Your goal
Without omitting anything, retype the data that follows.

━━━━━ Provided material

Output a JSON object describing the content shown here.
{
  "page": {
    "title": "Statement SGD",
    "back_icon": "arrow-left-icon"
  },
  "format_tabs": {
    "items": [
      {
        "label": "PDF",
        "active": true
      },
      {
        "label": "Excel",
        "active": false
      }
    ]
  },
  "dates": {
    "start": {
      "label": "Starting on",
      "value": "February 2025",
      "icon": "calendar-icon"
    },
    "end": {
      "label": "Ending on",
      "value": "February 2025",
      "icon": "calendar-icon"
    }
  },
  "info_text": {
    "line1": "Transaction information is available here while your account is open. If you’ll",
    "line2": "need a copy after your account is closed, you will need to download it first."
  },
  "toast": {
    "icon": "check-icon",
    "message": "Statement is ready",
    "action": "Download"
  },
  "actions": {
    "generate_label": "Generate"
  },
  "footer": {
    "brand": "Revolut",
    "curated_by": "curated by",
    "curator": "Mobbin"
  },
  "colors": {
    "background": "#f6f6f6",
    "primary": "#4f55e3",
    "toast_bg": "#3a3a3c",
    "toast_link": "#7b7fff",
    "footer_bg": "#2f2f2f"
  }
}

━━━━━━━━━━

Response below
Output a JSON object describing the content shown here.
{
  "page": {
    "title": "Statement SGD",
    "back_icon": "arrow-left-icon"
  },
  "format_tabs": {
    "items": [
      {
        "label": "PDF",
        "active": true
      },
      {
        "label": "Excel",
        "active": false
      }
    ]
  },
  "dates": {
    "start": {
      "label": "Starting on",
      "value": "February 2025",
      "icon": "calendar-icon"
    },
    "end": {
      "label": "Ending on",
      "value": "February 2025",
      "icon": "calendar-icon"
    }
  },
  "info_text": {
    "line1": "Transaction information is available here while your account is open. If you’ll",
    "line2": "need a copy after your account is closed, you will need to download it first."
  },
  "toast": {
    "icon": "check-icon",
    "message": "Statement is ready",
    "action": "Download"
  },
  "actions": {
    "generate_label": "Generate"
  },
  "footer": {
    "brand": "Revolut",
    "curated_by": "curated by",
    "curator": "Mobbin"
  },
  "colors": {
    "background": "#f6f6f6",
    "primary": "#4f55e3",
    "toast_bg": "#3a3a3c",
    "toast_link": "#7b7fff",
    "footer_bg": "#2f2f2f"
  }
}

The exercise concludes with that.